▸ Stored records:
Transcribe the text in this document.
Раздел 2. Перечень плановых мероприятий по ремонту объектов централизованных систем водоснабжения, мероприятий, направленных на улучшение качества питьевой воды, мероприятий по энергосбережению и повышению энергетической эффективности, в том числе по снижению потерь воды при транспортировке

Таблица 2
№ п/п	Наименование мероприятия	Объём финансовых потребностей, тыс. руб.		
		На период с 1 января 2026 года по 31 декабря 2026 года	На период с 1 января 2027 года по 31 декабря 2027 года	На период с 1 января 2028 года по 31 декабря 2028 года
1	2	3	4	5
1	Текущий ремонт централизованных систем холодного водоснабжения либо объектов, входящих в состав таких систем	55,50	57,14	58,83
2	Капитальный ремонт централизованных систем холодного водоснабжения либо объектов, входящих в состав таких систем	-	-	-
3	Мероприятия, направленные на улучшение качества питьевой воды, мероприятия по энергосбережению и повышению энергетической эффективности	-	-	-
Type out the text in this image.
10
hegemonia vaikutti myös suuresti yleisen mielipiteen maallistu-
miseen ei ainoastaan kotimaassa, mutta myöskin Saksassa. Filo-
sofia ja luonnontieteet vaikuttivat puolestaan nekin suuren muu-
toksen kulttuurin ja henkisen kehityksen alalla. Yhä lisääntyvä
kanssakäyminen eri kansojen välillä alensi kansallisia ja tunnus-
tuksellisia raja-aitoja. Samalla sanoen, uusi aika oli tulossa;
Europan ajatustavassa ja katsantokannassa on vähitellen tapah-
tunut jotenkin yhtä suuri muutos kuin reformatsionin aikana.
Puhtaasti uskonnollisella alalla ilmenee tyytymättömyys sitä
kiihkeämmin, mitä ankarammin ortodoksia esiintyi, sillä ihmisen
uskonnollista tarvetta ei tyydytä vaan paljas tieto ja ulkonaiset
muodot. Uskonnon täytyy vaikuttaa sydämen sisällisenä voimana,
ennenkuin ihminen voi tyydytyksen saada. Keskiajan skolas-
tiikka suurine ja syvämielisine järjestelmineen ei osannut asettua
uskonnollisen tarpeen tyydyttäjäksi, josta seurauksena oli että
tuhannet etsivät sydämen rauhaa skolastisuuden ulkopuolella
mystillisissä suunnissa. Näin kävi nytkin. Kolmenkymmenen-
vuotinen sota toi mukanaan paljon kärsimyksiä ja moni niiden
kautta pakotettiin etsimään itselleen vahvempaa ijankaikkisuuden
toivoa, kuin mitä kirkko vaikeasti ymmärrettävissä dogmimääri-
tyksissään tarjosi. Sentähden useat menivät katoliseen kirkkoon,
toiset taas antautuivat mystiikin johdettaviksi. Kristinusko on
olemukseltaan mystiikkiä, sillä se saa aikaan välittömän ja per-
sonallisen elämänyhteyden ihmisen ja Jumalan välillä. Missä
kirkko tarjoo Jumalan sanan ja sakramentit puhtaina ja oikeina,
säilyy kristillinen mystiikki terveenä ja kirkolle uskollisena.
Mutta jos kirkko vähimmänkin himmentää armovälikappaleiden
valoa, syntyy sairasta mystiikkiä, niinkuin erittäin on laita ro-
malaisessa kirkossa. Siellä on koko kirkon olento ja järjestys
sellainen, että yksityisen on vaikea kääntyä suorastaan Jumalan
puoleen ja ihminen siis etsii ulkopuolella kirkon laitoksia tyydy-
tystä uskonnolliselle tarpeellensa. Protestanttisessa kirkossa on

▸ Problem to solve:
Give back the whole listing exactly as it reads.

▸ Output:
Transcribe the text in this document.
Раздел 2. Перечень плановых мероприятий по ремонту объектов централизованных систем водоснабжения, мероприятий, направленных на улучшение качества питьевой воды, мероприятий по энергосбережению и повышению энергетической эффективности, в том числе по снижению потерь воды при транспортировке

Таблица 2
№ п/п	Наименование мероприятия	Объём финансовых потребностей, тыс. руб.		
		На период с 1 января 2026 года по 31 декабря 2026 года	На период с 1 января 2027 года по 31 декабря 2027 года	На период с 1 января 2028 года по 31 декабря 2028 года
1	2	3	4	5
1	Текущий ремонт централизованных систем холодного водоснабжения либо объектов, входящих в состав таких систем	55,50	57,14	58,83
2	Капитальный ремонт централизованных систем холодного водоснабжения либо объектов, входящих в состав таких систем	-	-	-
3	Мероприятия, направленные на улучшение качества питьевой воды, мероприятия по энергосбережению и повышению энергетической эффективности	-	-	-
Type out the text in this image.
10
hegemonia vaikutti myös suuresti yleisen mielipiteen maallistu-
miseen ei ainoastaan kotimaassa, mutta myöskin Saksassa. Filo-
sofia ja luonnontieteet vaikuttivat puolestaan nekin suuren muu-
toksen kulttuurin ja henkisen kehityksen alalla. Yhä lisääntyvä
kanssakäyminen eri kansojen välillä alensi kansallisia ja tunnus-
tuksellisia raja-aitoja. Samalla sanoen, uusi aika oli tulossa;
Europan ajatustavassa ja katsantokannassa on vähitellen tapah-
tunut jotenkin yhtä suuri muutos kuin reformatsionin aikana.
Puhtaasti uskonnollisella alalla ilmenee tyytymättömyys sitä
kiihkeämmin, mitä ankarammin ortodoksia esiintyi, sillä ihmisen
uskonnollista tarvetta ei tyydytä vaan paljas tieto ja ulkonaiset
muodot. Uskonnon täytyy vaikuttaa sydämen sisällisenä voimana,
ennenkuin ihminen voi tyydytyksen saada. Keskiajan skolas-
tiikka suurine ja syvämielisine järjestelmineen ei osannut asettua
uskonnollisen tarpeen tyydyttäjäksi, josta seurauksena oli että
tuhannet etsivät sydämen rauhaa skolastisuuden ulkopuolella
mystillisissä suunnissa. Näin kävi nytkin. Kolmenkymmenen-
vuotinen sota toi mukanaan paljon kärsimyksiä ja moni niiden
kautta pakotettiin etsimään itselleen vahvempaa ijankaikkisuuden
toivoa, kuin mitä kirkko vaikeasti ymmärrettävissä dogmimääri-
tyksissään tarjosi. Sentähden useat menivät katoliseen kirkkoon,
toiset taas antautuivat mystiikin johdettaviksi. Kristinusko on
olemukseltaan mystiikkiä, sillä se saa aikaan välittömän ja per-
sonallisen elämänyhteyden ihmisen ja Jumalan välillä. Missä
kirkko tarjoo Jumalan sanan ja sakramentit puhtaina ja oikeina,
säilyy kristillinen mystiikki terveenä ja kirkolle uskollisena.
Mutta jos kirkko vähimmänkin himmentää armovälikappaleiden
valoa, syntyy sairasta mystiikkiä, niinkuin erittäin on laita ro-
malaisessa kirkossa. Siellä on koko kirkon olento ja järjestys
sellainen, että yksityisen on vaikea kääntyä suorastaan Jumalan
puoleen ja ihminen siis etsii ulkopuolella kirkon laitoksia tyydy-
tystä uskonnolliselle tarpeellensa. Protestanttisessa kirkossa on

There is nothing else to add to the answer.